(Instruction) Copy the data exactly as it appears, and do not include any pictures.

(Dataset extract)
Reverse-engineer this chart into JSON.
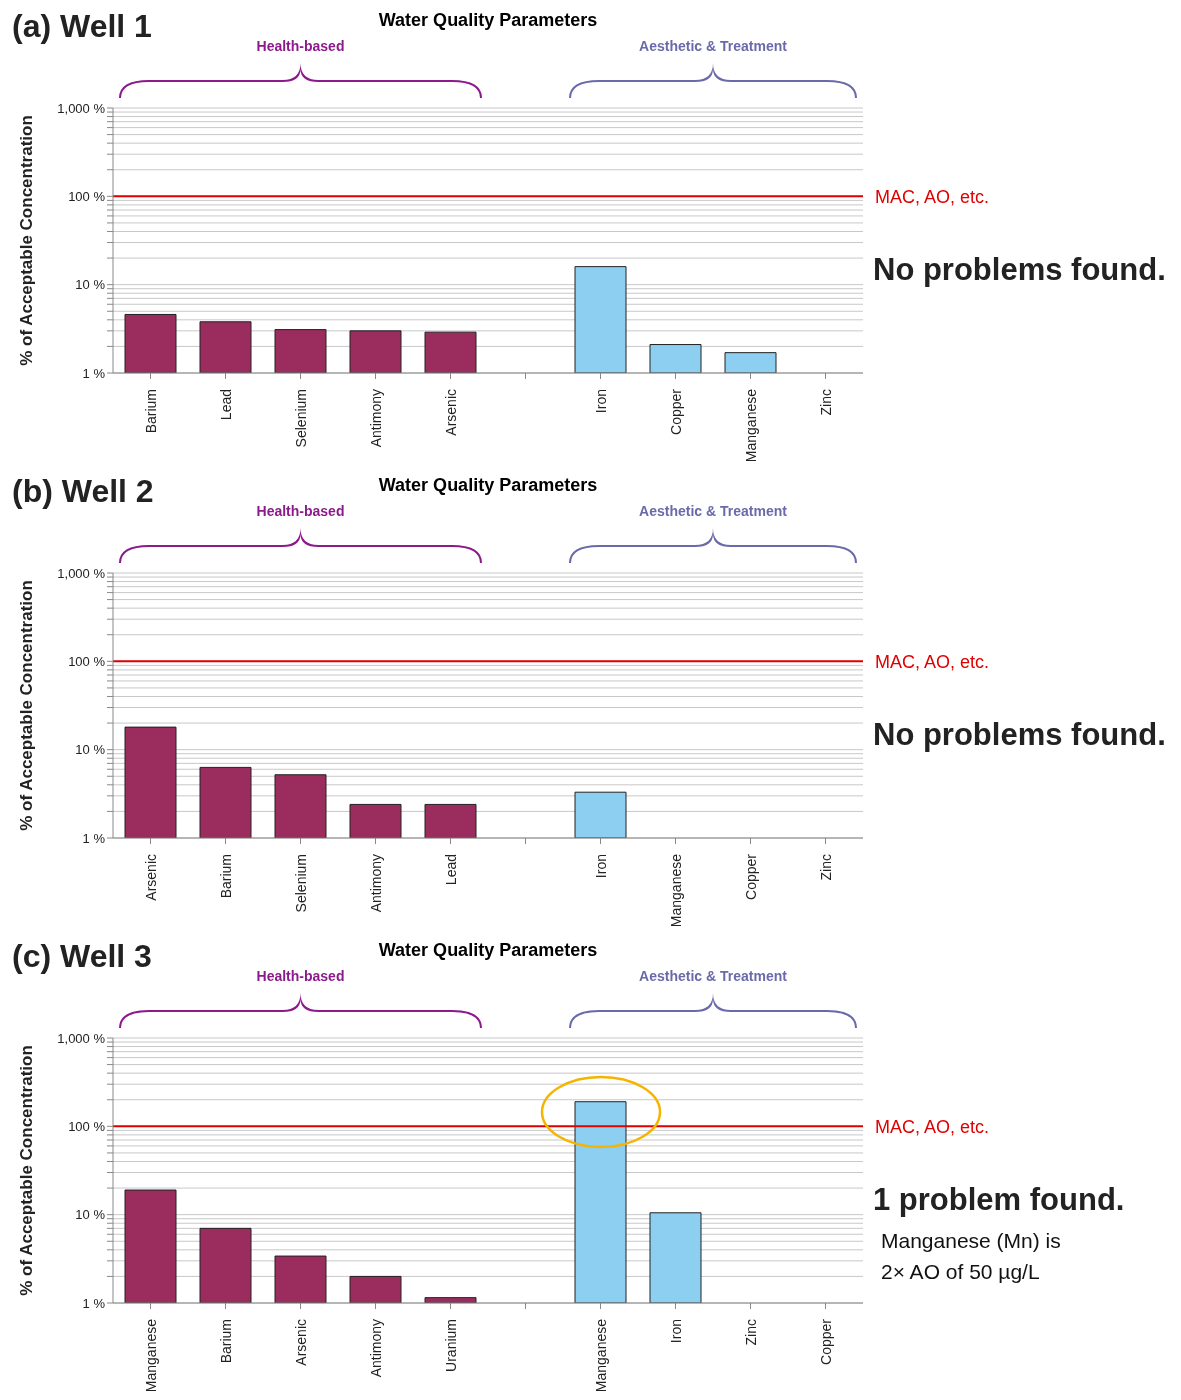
{
  "chart_data": [
    {
      "type": "bar",
      "title": "Water Quality Parameters",
      "ylabel": "% of Acceptable Concentration",
      "log": true,
      "grid": "y",
      "ylim": [
        1,
        1000
      ],
      "yticks": [
        {
          "value": 1,
          "label": "1 %"
        },
        {
          "value": 2,
          "label": null
        },
        {
          "value": 3,
          "label": null
        },
        {
          "value": 4,
          "label": null
        },
        {
          "value": 5,
          "label": null
        },
        {
          "value": 6,
          "label": null
        },
        {
          "value": 7,
          "label": null
        },
        {
          "value": 8,
          "label": null
        },
        {
          "value": 9,
          "label": null
        },
        {
          "value": 10,
          "label": "10 %"
        },
        {
          "value": 20,
          "label": null
        },
        {
          "value": 30,
          "label": null
        },
        {
          "value": 40,
          "label": null
        },
        {
          "value": 50,
          "label": null
        },
        {
          "value": 60,
          "label": null
        },
        {
          "value": 70,
          "label": null
        },
        {
          "value": 80,
          "label": null
        },
        {
          "value": 90,
          "label": null
        },
        {
          "value": 100,
          "label": "100 %"
        },
        {
          "value": 200,
          "label": null
        },
        {
          "value": 300,
          "label": null
        },
        {
          "value": 400,
          "label": null
        },
        {
          "value": 500,
          "label": null
        },
        {
          "value": 600,
          "label": null
        },
        {
          "value": 700,
          "label": null
        },
        {
          "value": 800,
          "label": null
        },
        {
          "value": 900,
          "label": null
        },
        {
          "value": 1000,
          "label": "1,000 %"
        }
      ],
      "categories": [
        "Barium",
        "Lead",
        "Selenium",
        "Antimony",
        "Arsenic",
        null,
        "Iron",
        "Copper",
        "Manganese",
        "Zinc"
      ],
      "values": [
        4.6,
        3.8,
        3.1,
        3.0,
        2.9,
        null,
        16,
        2.1,
        1.7,
        1.0
      ],
      "colors": [
        "#9b2c5e",
        "#9b2c5e",
        "#9b2c5e",
        "#9b2c5e",
        "#9b2c5e",
        "#9b2c5e",
        "#8ccff0",
        "#8ccff0",
        "#8ccff0",
        "#8ccff0"
      ],
      "ref_lines": [
        {
          "axis": "y",
          "value": 100,
          "label": "MAC, AO, etc.",
          "color": "#e00000"
        }
      ],
      "annotations": [
        "(a) Well 1",
        "Health-based",
        "Aesthetic & Treatment",
        "No problems found."
      ]
    },
    {
      "type": "bar",
      "title": "Water Quality Parameters",
      "ylabel": "% of Acceptable Concentration",
      "log": true,
      "grid": "y",
      "ylim": [
        1,
        1000
      ],
      "yticks": [
        {
          "value": 1,
          "label": "1 %"
        },
        {
          "value": 2,
          "label": null
        },
        {
          "value": 3,
          "label": null
        },
        {
          "value": 4,
          "label": null
        },
        {
          "value": 5,
          "label": null
        },
        {
          "value": 6,
          "label": null
        },
        {
          "value": 7,
          "label": null
        },
        {
          "value": 8,
          "label": null
        },
        {
          "value": 9,
          "label": null
        },
        {
          "value": 10,
          "label": "10 %"
        },
        {
          "value": 20,
          "label": null
        },
        {
          "value": 30,
          "label": null
        },
        {
          "value": 40,
          "label": null
        },
        {
          "value": 50,
          "label": null
        },
        {
          "value": 60,
          "label": null
        },
        {
          "value": 70,
          "label": null
        },
        {
          "value": 80,
          "label": null
        },
        {
          "value": 90,
          "label": null
        },
        {
          "value": 100,
          "label": "100 %"
        },
        {
          "value": 200,
          "label": null
        },
        {
          "value": 300,
          "label": null
        },
        {
          "value": 400,
          "label": null
        },
        {
          "value": 500,
          "label": null
        },
        {
          "value": 600,
          "label": null
        },
        {
          "value": 700,
          "label": null
        },
        {
          "value": 800,
          "label": null
        },
        {
          "value": 900,
          "label": null
        },
        {
          "value": 1000,
          "label": "1,000 %"
        }
      ],
      "categories": [
        "Arsenic",
        "Barium",
        "Selenium",
        "Antimony",
        "Lead",
        null,
        "Iron",
        "Manganese",
        "Copper",
        "Zinc"
      ],
      "values": [
        18,
        6.3,
        5.2,
        2.4,
        2.4,
        null,
        3.3,
        1.0,
        1.0,
        1.0
      ],
      "colors": [
        "#9b2c5e",
        "#9b2c5e",
        "#9b2c5e",
        "#9b2c5e",
        "#9b2c5e",
        "#9b2c5e",
        "#8ccff0",
        "#8ccff0",
        "#8ccff0",
        "#8ccff0"
      ],
      "ref_lines": [
        {
          "axis": "y",
          "value": 100,
          "label": "MAC, AO, etc.",
          "color": "#e00000"
        }
      ],
      "annotations": [
        "(b) Well 2",
        "Health-based",
        "Aesthetic & Treatment",
        "No problems found."
      ]
    },
    {
      "type": "bar",
      "title": "Water Quality Parameters",
      "ylabel": "% of Acceptable Concentration",
      "log": true,
      "grid": "y",
      "ylim": [
        1,
        1000
      ],
      "yticks": [
        {
          "value": 1,
          "label": "1 %"
        },
        {
          "value": 2,
          "label": null
        },
        {
          "value": 3,
          "label": null
        },
        {
          "value": 4,
          "label": null
        },
        {
          "value": 5,
          "label": null
        },
        {
          "value": 6,
          "label": null
        },
        {
          "value": 7,
          "label": null
        },
        {
          "value": 8,
          "label": null
        },
        {
          "value": 9,
          "label": null
        },
        {
          "value": 10,
          "label": "10 %"
        },
        {
          "value": 20,
          "label": null
        },
        {
          "value": 30,
          "label": null
        },
        {
          "value": 40,
          "label": null
        },
        {
          "value": 50,
          "label": null
        },
        {
          "value": 60,
          "label": null
        },
        {
          "value": 70,
          "label": null
        },
        {
          "value": 80,
          "label": null
        },
        {
          "value": 90,
          "label": null
        },
        {
          "value": 100,
          "label": "100 %"
        },
        {
          "value": 200,
          "label": null
        },
        {
          "value": 300,
          "label": null
        },
        {
          "value": 400,
          "label": null
        },
        {
          "value": 500,
          "label": null
        },
        {
          "value": 600,
          "label": null
        },
        {
          "value": 700,
          "label": null
        },
        {
          "value": 800,
          "label": null
        },
        {
          "value": 900,
          "label": null
        },
        {
          "value": 1000,
          "label": "1,000 %"
        }
      ],
      "categories": [
        "Manganese",
        "Barium",
        "Arsenic",
        "Antimony",
        "Uranium",
        null,
        "Manganese",
        "Iron",
        "Zinc",
        "Copper"
      ],
      "values": [
        19,
        7.0,
        3.4,
        2.0,
        1.15,
        null,
        190,
        10.5,
        1.0,
        1.0
      ],
      "colors": [
        "#9b2c5e",
        "#9b2c5e",
        "#9b2c5e",
        "#9b2c5e",
        "#9b2c5e",
        "#9b2c5e",
        "#8ccff0",
        "#8ccff0",
        "#8ccff0",
        "#8ccff0"
      ],
      "ref_lines": [
        {
          "axis": "y",
          "value": 100,
          "label": "MAC, AO, etc.",
          "color": "#e00000"
        }
      ],
      "annotations": [
        "(c) Well 3",
        "Health-based",
        "Aesthetic & Treatment",
        "1 problem found.",
        "Manganese (Mn) is 2× AO of 50 µg/L"
      ]
    }
  ]
}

(Output for this task)
Reverse-engineer this chart into JSON.
{
  "chart_data": [
    {
      "type": "bar",
      "title": "Water Quality Parameters",
      "ylabel": "% of Acceptable Concentration",
      "log": true,
      "grid": "y",
      "ylim": [
        1,
        1000
      ],
      "yticks": [
        {
          "value": 1,
          "label": "1 %"
        },
        {
          "value": 2,
          "label": null
        },
        {
          "value": 3,
          "label": null
        },
        {
          "value": 4,
          "label": null
        },
        {
          "value": 5,
          "label": null
        },
        {
          "value": 6,
          "label": null
        },
        {
          "value": 7,
          "label": null
        },
        {
          "value": 8,
          "label": null
        },
        {
          "value": 9,
          "label": null
        },
        {
          "value": 10,
          "label": "10 %"
        },
        {
          "value": 20,
          "label": null
        },
        {
          "value": 30,
          "label": null
        },
        {
          "value": 40,
          "label": null
        },
        {
          "value": 50,
          "label": null
        },
        {
          "value": 60,
          "label": null
        },
        {
          "value": 70,
          "label": null
        },
        {
          "value": 80,
          "label": null
        },
        {
          "value": 90,
          "label": null
        },
        {
          "value": 100,
          "label": "100 %"
        },
        {
          "value": 200,
          "label": null
        },
        {
          "value": 300,
          "label": null
        },
        {
          "value": 400,
          "label": null
        },
        {
          "value": 500,
          "label": null
        },
        {
          "value": 600,
          "label": null
        },
        {
          "value": 700,
          "label": null
        },
        {
          "value": 800,
          "label": null
        },
        {
          "value": 900,
          "label": null
        },
        {
          "value": 1000,
          "label": "1,000 %"
        }
      ],
      "categories": [
        "Barium",
        "Lead",
        "Selenium",
        "Antimony",
        "Arsenic",
        null,
        "Iron",
        "Copper",
        "Manganese",
        "Zinc"
      ],
      "values": [
        4.6,
        3.8,
        3.1,
        3.0,
        2.9,
        null,
        16,
        2.1,
        1.7,
        1.0
      ],
      "colors": [
        "#9b2c5e",
        "#9b2c5e",
        "#9b2c5e",
        "#9b2c5e",
        "#9b2c5e",
        "#9b2c5e",
        "#8ccff0",
        "#8ccff0",
        "#8ccff0",
        "#8ccff0"
      ],
      "ref_lines": [
        {
          "axis": "y",
          "value": 100,
          "label": "MAC, AO, etc.",
          "color": "#e00000"
        }
      ],
      "annotations": [
        "(a) Well 1",
        "Health-based",
        "Aesthetic & Treatment",
        "No problems found."
      ]
    },
    {
      "type": "bar",
      "title": "Water Quality Parameters",
      "ylabel": "% of Acceptable Concentration",
      "log": true,
      "grid": "y",
      "ylim": [
        1,
        1000
      ],
      "yticks": [
        {
          "value": 1,
          "label": "1 %"
        },
        {
          "value": 2,
          "label": null
        },
        {
          "value": 3,
          "label": null
        },
        {
          "value": 4,
          "label": null
        },
        {
          "value": 5,
          "label": null
        },
        {
          "value": 6,
          "label": null
        },
        {
          "value": 7,
          "label": null
        },
        {
          "value": 8,
          "label": null
        },
        {
          "value": 9,
          "label": null
        },
        {
          "value": 10,
          "label": "10 %"
        },
        {
          "value": 20,
          "label": null
        },
        {
          "value": 30,
          "label": null
        },
        {
          "value": 40,
          "label": null
        },
        {
          "value": 50,
          "label": null
        },
        {
          "value": 60,
          "label": null
        },
        {
          "value": 70,
          "label": null
        },
        {
          "value": 80,
          "label": null
        },
        {
          "value": 90,
          "label": null
        },
        {
          "value": 100,
          "label": "100 %"
        },
        {
          "value": 200,
          "label": null
        },
        {
          "value": 300,
          "label": null
        },
        {
          "value": 400,
          "label": null
        },
        {
          "value": 500,
          "label": null
        },
        {
          "value": 600,
          "label": null
        },
        {
          "value": 700,
          "label": null
        },
        {
          "value": 800,
          "label": null
        },
        {
          "value": 900,
          "label": null
        },
        {
          "value": 1000,
          "label": "1,000 %"
        }
      ],
      "categories": [
        "Arsenic",
        "Barium",
        "Selenium",
        "Antimony",
        "Lead",
        null,
        "Iron",
        "Manganese",
        "Copper",
        "Zinc"
      ],
      "values": [
        18,
        6.3,
        5.2,
        2.4,
        2.4,
        null,
        3.3,
        1.0,
        1.0,
        1.0
      ],
      "colors": [
        "#9b2c5e",
        "#9b2c5e",
        "#9b2c5e",
        "#9b2c5e",
        "#9b2c5e",
        "#9b2c5e",
        "#8ccff0",
        "#8ccff0",
        "#8ccff0",
        "#8ccff0"
      ],
      "ref_lines": [
        {
          "axis": "y",
          "value": 100,
          "label": "MAC, AO, etc.",
          "color": "#e00000"
        }
      ],
      "annotations": [
        "(b) Well 2",
        "Health-based",
        "Aesthetic & Treatment",
        "No problems found."
      ]
    },
    {
      "type": "bar",
      "title": "Water Quality Parameters",
      "ylabel": "% of Acceptable Concentration",
      "log": true,
      "grid": "y",
      "ylim": [
        1,
        1000
      ],
      "yticks": [
        {
          "value": 1,
          "label": "1 %"
        },
        {
          "value": 2,
          "label": null
        },
        {
          "value": 3,
          "label": null
        },
        {
          "value": 4,
          "label": null
        },
        {
          "value": 5,
          "label": null
        },
        {
          "value": 6,
          "label": null
        },
        {
          "value": 7,
          "label": null
        },
        {
          "value": 8,
          "label": null
        },
        {
          "value": 9,
          "label": null
        },
        {
          "value": 10,
          "label": "10 %"
        },
        {
          "value": 20,
          "label": null
        },
        {
          "value": 30,
          "label": null
        },
        {
          "value": 40,
          "label": null
        },
        {
          "value": 50,
          "label": null
        },
        {
          "value": 60,
          "label": null
        },
        {
          "value": 70,
          "label": null
        },
        {
          "value": 80,
          "label": null
        },
        {
          "value": 90,
          "label": null
        },
        {
          "value": 100,
          "label": "100 %"
        },
        {
          "value": 200,
          "label": null
        },
        {
          "value": 300,
          "label": null
        },
        {
          "value": 400,
          "label": null
        },
        {
          "value": 500,
          "label": null
        },
        {
          "value": 600,
          "label": null
        },
        {
          "value": 700,
          "label": null
        },
        {
          "value": 800,
          "label": null
        },
        {
          "value": 900,
          "label": null
        },
        {
          "value": 1000,
          "label": "1,000 %"
        }
      ],
      "categories": [
        "Manganese",
        "Barium",
        "Arsenic",
        "Antimony",
        "Uranium",
        null,
        "Manganese",
        "Iron",
        "Zinc",
        "Copper"
      ],
      "values": [
        19,
        7.0,
        3.4,
        2.0,
        1.15,
        null,
        190,
        10.5,
        1.0,
        1.0
      ],
      "colors": [
        "#9b2c5e",
        "#9b2c5e",
        "#9b2c5e",
        "#9b2c5e",
        "#9b2c5e",
        "#9b2c5e",
        "#8ccff0",
        "#8ccff0",
        "#8ccff0",
        "#8ccff0"
      ],
      "ref_lines": [
        {
          "axis": "y",
          "value": 100,
          "label": "MAC, AO, etc.",
          "color": "#e00000"
        }
      ],
      "annotations": [
        "(c) Well 3",
        "Health-based",
        "Aesthetic & Treatment",
        "1 problem found.",
        "Manganese (Mn) is 2× AO of 50 µg/L"
      ]
    }
  ]
}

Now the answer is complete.